* **Records that describe figures**:
::::::::

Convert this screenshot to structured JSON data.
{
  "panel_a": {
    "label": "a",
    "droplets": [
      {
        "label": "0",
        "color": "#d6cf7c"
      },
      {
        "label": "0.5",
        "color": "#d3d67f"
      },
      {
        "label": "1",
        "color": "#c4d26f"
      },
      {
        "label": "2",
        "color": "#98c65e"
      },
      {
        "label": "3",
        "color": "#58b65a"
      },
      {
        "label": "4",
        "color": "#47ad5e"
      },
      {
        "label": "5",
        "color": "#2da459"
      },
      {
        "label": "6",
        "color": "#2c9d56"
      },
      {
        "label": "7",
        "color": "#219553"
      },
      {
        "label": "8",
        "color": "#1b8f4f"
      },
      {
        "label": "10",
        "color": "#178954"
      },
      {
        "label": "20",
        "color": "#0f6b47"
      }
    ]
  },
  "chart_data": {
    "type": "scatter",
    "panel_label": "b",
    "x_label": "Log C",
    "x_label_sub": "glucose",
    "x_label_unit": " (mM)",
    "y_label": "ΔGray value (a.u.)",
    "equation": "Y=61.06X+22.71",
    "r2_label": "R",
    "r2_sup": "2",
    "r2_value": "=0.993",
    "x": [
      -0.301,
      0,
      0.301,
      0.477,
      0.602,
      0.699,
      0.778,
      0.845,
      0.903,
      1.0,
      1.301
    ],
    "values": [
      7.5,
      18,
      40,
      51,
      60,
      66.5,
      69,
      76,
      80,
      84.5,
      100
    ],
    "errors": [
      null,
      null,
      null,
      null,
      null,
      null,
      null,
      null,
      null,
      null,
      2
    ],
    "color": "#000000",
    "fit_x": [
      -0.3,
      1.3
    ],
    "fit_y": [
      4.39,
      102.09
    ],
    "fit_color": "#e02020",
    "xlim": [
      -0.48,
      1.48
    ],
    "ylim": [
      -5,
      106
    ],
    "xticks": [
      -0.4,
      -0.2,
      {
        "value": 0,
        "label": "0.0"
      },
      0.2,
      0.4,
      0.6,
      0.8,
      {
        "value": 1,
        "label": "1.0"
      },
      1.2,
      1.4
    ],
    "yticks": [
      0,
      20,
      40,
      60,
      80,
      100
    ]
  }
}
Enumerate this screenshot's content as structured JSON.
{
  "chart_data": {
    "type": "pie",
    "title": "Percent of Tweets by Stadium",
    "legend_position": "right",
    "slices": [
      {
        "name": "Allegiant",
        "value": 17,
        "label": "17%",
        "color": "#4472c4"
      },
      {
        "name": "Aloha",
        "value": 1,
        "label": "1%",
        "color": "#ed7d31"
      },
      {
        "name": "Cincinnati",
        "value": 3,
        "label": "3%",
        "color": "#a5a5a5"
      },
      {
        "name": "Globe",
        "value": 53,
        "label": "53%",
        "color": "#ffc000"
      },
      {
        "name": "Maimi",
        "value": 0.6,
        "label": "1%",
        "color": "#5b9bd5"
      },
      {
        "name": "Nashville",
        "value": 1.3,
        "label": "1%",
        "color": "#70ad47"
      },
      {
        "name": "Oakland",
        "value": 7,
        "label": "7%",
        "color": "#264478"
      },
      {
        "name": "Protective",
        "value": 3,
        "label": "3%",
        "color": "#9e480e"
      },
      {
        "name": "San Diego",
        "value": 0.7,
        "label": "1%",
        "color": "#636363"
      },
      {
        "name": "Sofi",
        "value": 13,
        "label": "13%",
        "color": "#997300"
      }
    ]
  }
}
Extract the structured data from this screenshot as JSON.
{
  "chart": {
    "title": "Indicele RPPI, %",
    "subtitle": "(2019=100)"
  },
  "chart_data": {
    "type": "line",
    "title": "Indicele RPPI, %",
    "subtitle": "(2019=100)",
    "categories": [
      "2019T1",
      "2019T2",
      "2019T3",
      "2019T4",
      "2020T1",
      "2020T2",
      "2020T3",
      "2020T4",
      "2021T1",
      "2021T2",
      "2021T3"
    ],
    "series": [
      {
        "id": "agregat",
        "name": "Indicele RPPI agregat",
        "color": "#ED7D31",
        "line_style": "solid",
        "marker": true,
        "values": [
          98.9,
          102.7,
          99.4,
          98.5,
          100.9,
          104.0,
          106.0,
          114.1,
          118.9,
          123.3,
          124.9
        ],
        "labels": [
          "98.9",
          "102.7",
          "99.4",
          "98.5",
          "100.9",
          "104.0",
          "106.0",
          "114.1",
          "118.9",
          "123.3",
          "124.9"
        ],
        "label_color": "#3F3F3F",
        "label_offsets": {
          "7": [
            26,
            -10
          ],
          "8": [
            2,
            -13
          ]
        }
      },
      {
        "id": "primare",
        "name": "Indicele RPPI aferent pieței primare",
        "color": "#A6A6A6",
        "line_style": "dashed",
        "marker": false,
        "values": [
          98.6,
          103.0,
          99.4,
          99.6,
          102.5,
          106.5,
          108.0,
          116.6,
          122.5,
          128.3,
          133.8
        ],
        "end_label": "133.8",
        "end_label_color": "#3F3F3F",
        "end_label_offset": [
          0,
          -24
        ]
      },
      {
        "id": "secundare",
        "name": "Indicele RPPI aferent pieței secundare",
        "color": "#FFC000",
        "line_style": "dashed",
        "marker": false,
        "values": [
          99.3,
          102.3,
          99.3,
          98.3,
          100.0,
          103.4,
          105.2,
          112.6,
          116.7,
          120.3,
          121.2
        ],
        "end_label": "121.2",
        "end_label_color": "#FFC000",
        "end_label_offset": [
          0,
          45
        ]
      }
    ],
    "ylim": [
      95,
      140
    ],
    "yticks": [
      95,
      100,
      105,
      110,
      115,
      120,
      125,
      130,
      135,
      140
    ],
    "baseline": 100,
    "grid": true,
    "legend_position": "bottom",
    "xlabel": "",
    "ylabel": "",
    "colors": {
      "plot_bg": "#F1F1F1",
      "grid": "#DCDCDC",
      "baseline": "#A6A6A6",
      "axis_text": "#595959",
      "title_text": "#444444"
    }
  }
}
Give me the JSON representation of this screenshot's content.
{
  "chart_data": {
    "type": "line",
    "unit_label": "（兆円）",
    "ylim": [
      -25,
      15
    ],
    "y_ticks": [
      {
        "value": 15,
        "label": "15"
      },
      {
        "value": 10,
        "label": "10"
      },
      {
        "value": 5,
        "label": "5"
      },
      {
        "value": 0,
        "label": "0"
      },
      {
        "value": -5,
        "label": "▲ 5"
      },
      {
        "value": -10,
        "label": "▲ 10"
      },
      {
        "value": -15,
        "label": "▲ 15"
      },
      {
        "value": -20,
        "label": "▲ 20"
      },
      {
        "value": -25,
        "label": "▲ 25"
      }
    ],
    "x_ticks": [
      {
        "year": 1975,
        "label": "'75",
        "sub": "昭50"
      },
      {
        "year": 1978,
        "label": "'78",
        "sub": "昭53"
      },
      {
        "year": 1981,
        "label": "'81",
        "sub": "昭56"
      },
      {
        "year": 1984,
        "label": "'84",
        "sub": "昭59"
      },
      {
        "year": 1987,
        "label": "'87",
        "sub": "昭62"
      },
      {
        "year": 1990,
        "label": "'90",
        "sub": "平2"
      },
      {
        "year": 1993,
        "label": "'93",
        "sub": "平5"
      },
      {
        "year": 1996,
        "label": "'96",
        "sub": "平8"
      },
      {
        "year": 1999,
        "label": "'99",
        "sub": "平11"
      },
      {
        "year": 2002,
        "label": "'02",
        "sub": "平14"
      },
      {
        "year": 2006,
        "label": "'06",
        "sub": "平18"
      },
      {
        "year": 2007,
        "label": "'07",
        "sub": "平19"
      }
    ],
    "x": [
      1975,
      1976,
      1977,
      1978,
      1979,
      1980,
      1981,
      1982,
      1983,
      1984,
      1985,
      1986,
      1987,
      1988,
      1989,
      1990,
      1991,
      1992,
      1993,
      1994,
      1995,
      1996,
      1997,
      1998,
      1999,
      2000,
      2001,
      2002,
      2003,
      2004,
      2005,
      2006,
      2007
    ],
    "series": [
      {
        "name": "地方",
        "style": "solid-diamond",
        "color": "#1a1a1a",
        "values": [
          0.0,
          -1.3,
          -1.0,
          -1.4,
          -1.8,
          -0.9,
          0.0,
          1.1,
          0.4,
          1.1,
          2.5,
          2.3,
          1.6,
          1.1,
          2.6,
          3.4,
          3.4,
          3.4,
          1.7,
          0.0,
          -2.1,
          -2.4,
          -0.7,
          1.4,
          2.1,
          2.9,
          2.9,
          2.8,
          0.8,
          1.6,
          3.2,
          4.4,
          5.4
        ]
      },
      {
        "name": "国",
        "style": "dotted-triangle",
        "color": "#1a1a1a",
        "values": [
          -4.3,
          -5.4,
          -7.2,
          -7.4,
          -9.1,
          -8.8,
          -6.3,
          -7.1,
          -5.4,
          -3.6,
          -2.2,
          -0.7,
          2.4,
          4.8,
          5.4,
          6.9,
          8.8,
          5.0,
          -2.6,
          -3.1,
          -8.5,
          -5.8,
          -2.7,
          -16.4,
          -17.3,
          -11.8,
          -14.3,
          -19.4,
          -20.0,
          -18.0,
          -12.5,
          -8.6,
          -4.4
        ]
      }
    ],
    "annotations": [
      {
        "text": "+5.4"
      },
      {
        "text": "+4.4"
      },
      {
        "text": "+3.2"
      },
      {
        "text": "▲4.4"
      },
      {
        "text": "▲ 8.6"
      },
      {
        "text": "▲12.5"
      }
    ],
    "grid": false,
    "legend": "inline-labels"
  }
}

::::::::

* **SHORT EXERCISE**: Return every line above in which the string "solid" occurs.

* **RESULT FOR THIS EXERCISE**:
        "line_style": "solid",
        "style": "solid-diamond",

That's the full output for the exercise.